Task brief:
Repeat the data that follows, word for word, without the images.

Saved entries:

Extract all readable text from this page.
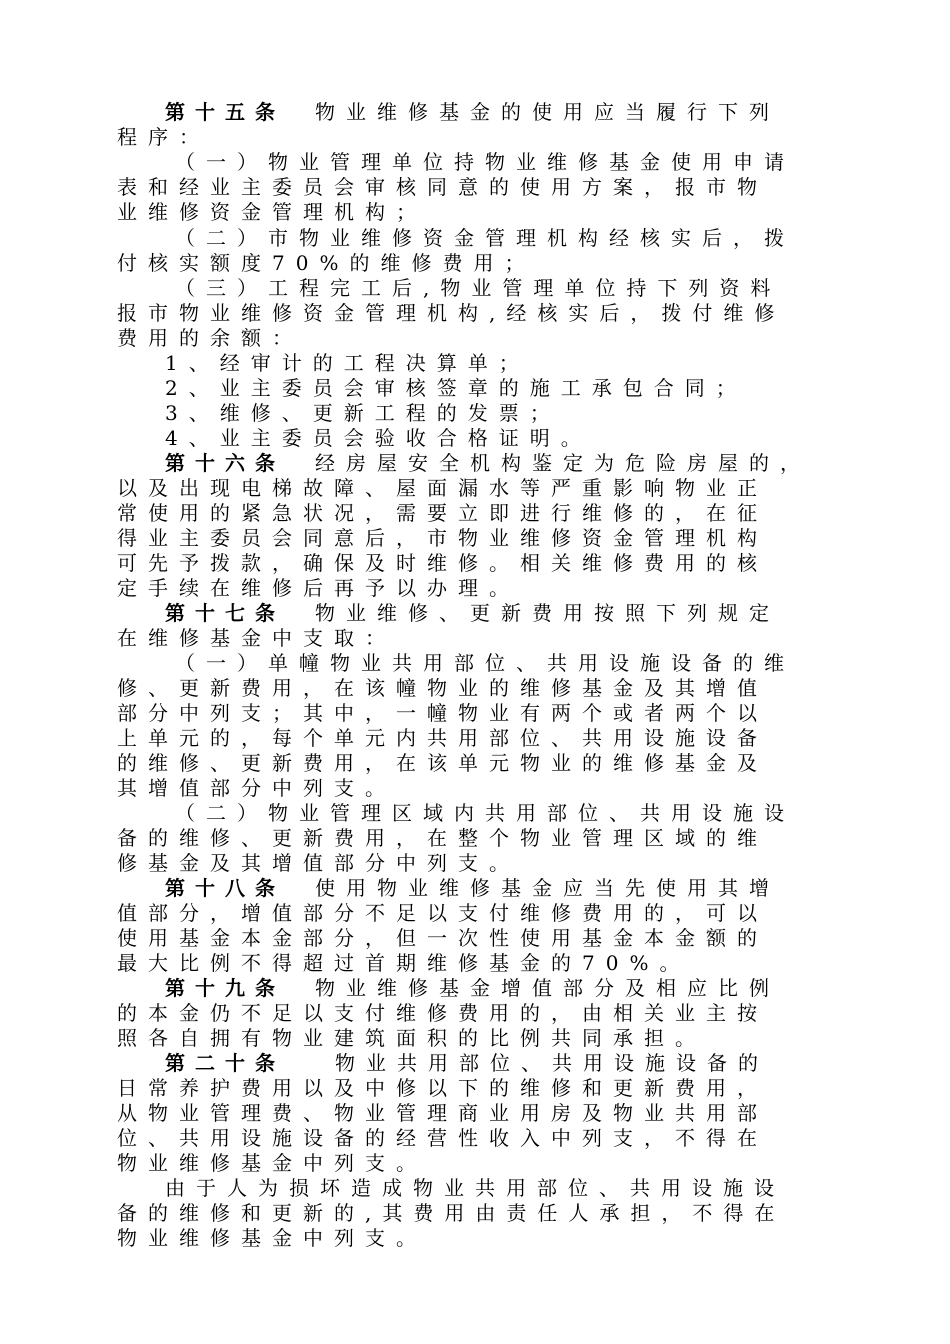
第十五条 物业维修基金的使用应当履行下列
程序：
（一）物业管理单位持物业维修基金使用申请
表和经业主委员会审核同意的使用方案，报市物
业维修资金管理机构；
（二）市物业维修资金管理机构经核实后，拨
付核实额度70%的维修费用；
（三）工程完工后,物业管理单位持下列资料
报市物业维修资金管理机构,经核实后，拨付维修
费用的余额：
1、经审计的工程决算单；
2、业主委员会审核签章的施工承包合同；
3、维修、更新工程的发票；
4、业主委员会验收合格证明。
第十六条 经房屋安全机构鉴定为危险房屋的，
以及出现电梯故障、屋面漏水等严重影响物业正
常使用的紧急状况，需要立即进行维修的，在征
得业主委员会同意后，市物业维修资金管理机构
可先予拨款，确保及时维修。相关维修费用的核
定手续在维修后再予以办理。
第十七条 物业维修、更新费用按照下列规定
在维修基金中支取：
（一）单幢物业共用部位、共用设施设备的维
修、更新费用，在该幢物业的维修基金及其增值
部分中列支；其中，一幢物业有两个或者两个以
上单元的，每个单元内共用部位、共用设施设备
的维修、更新费用，在该单元物业的维修基金及
其增值部分中列支。
（二）物业管理区域内共用部位、共用设施设
备的维修、更新费用，在整个物业管理区域的维
修基金及其增值部分中列支。
第十八条 使用物业维修基金应当先使用其增
值部分，增值部分不足以支付维修费用的，可以
使用基金本金部分，但一次性使用基金本金额的
最大比例不得超过首期维修基金的70%。
第十九条 物业维修基金增值部分及相应比例
的本金仍不足以支付维修费用的，由相关业主按
照各自拥有物业建筑面积的比例共同承担。
第二十条	物业共用部位、共用设施设备的
日常养护费用以及中修以下的维修和更新费用，
从物业管理费、物业管理商业用房及物业共用部
位、共用设施设备的经营性收入中列支，不得在
物业维修基金中列支。
由于人为损坏造成物业共用部位、共用设施设
备的维修和更新的,其费用由责任人承担，不得在
物业维修基金中列支。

Exercise answer:
Extract all readable text from this page.
第十五条 物业维修基金的使用应当履行下列
程序：
（一）物业管理单位持物业维修基金使用申请
表和经业主委员会审核同意的使用方案，报市物
业维修资金管理机构；
（二）市物业维修资金管理机构经核实后，拨
付核实额度70%的维修费用；
（三）工程完工后,物业管理单位持下列资料
报市物业维修资金管理机构,经核实后，拨付维修
费用的余额：
1、经审计的工程决算单；
2、业主委员会审核签章的施工承包合同；
3、维修、更新工程的发票；
4、业主委员会验收合格证明。
第十六条 经房屋安全机构鉴定为危险房屋的，
以及出现电梯故障、屋面漏水等严重影响物业正
常使用的紧急状况，需要立即进行维修的，在征
得业主委员会同意后，市物业维修资金管理机构
可先予拨款，确保及时维修。相关维修费用的核
定手续在维修后再予以办理。
第十七条 物业维修、更新费用按照下列规定
在维修基金中支取：
（一）单幢物业共用部位、共用设施设备的维
修、更新费用，在该幢物业的维修基金及其增值
部分中列支；其中，一幢物业有两个或者两个以
上单元的，每个单元内共用部位、共用设施设备
的维修、更新费用，在该单元物业的维修基金及
其增值部分中列支。
（二）物业管理区域内共用部位、共用设施设
备的维修、更新费用，在整个物业管理区域的维
修基金及其增值部分中列支。
第十八条 使用物业维修基金应当先使用其增
值部分，增值部分不足以支付维修费用的，可以
使用基金本金部分，但一次性使用基金本金额的
最大比例不得超过首期维修基金的70%。
第十九条 物业维修基金增值部分及相应比例
的本金仍不足以支付维修费用的，由相关业主按
照各自拥有物业建筑面积的比例共同承担。
第二十条	物业共用部位、共用设施设备的
日常养护费用以及中修以下的维修和更新费用，
从物业管理费、物业管理商业用房及物业共用部
位、共用设施设备的经营性收入中列支，不得在
物业维修基金中列支。
由于人为损坏造成物业共用部位、共用设施设
备的维修和更新的,其费用由责任人承担，不得在
物业维修基金中列支。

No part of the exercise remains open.